_Task goal_
Write out the whole listing, matching it exactly.

_Supplied entries_
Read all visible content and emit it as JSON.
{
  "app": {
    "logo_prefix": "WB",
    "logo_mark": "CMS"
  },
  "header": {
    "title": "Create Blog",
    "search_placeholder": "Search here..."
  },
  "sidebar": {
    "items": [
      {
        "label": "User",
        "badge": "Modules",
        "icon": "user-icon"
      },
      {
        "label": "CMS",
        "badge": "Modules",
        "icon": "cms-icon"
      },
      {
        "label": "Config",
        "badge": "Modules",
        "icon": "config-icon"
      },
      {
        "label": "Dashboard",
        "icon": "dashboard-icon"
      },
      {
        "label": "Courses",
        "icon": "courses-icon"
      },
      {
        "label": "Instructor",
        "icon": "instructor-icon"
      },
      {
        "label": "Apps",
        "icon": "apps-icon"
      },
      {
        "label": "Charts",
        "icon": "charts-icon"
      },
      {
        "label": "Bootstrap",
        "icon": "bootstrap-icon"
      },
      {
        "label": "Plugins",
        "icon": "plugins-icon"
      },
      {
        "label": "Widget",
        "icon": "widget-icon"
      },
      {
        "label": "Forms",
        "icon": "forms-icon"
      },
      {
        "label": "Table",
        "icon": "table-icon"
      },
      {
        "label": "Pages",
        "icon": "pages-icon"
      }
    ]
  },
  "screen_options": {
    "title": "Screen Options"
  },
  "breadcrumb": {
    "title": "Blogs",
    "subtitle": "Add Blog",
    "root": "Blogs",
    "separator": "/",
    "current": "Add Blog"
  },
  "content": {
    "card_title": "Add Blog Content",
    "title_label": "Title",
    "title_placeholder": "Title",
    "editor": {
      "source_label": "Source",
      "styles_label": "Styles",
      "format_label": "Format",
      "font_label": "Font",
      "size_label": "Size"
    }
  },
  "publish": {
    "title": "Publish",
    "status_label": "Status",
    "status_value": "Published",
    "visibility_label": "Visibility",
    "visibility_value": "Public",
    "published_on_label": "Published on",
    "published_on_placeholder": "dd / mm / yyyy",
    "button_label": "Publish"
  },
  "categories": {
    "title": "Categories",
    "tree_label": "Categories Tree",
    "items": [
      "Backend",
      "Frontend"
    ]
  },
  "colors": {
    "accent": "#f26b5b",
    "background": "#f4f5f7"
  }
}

_Written answer_
Read all visible content and emit it as JSON.
{
  "app": {
    "logo_prefix": "WB",
    "logo_mark": "CMS"
  },
  "header": {
    "title": "Create Blog",
    "search_placeholder": "Search here..."
  },
  "sidebar": {
    "items": [
      {
        "label": "User",
        "badge": "Modules",
        "icon": "user-icon"
      },
      {
        "label": "CMS",
        "badge": "Modules",
        "icon": "cms-icon"
      },
      {
        "label": "Config",
        "badge": "Modules",
        "icon": "config-icon"
      },
      {
        "label": "Dashboard",
        "icon": "dashboard-icon"
      },
      {
        "label": "Courses",
        "icon": "courses-icon"
      },
      {
        "label": "Instructor",
        "icon": "instructor-icon"
      },
      {
        "label": "Apps",
        "icon": "apps-icon"
      },
      {
        "label": "Charts",
        "icon": "charts-icon"
      },
      {
        "label": "Bootstrap",
        "icon": "bootstrap-icon"
      },
      {
        "label": "Plugins",
        "icon": "plugins-icon"
      },
      {
        "label": "Widget",
        "icon": "widget-icon"
      },
      {
        "label": "Forms",
        "icon": "forms-icon"
      },
      {
        "label": "Table",
        "icon": "table-icon"
      },
      {
        "label": "Pages",
        "icon": "pages-icon"
      }
    ]
  },
  "screen_options": {
    "title": "Screen Options"
  },
  "breadcrumb": {
    "title": "Blogs",
    "subtitle": "Add Blog",
    "root": "Blogs",
    "separator": "/",
    "current": "Add Blog"
  },
  "content": {
    "card_title": "Add Blog Content",
    "title_label": "Title",
    "title_placeholder": "Title",
    "editor": {
      "source_label": "Source",
      "styles_label": "Styles",
      "format_label": "Format",
      "font_label": "Font",
      "size_label": "Size"
    }
  },
  "publish": {
    "title": "Publish",
    "status_label": "Status",
    "status_value": "Published",
    "visibility_label": "Visibility",
    "visibility_value": "Public",
    "published_on_label": "Published on",
    "published_on_placeholder": "dd / mm / yyyy",
    "button_label": "Publish"
  },
  "categories": {
    "title": "Categories",
    "tree_label": "Categories Tree",
    "items": [
      "Backend",
      "Frontend"
    ]
  },
  "colors": {
    "accent": "#f26b5b",
    "background": "#f4f5f7"
  }
}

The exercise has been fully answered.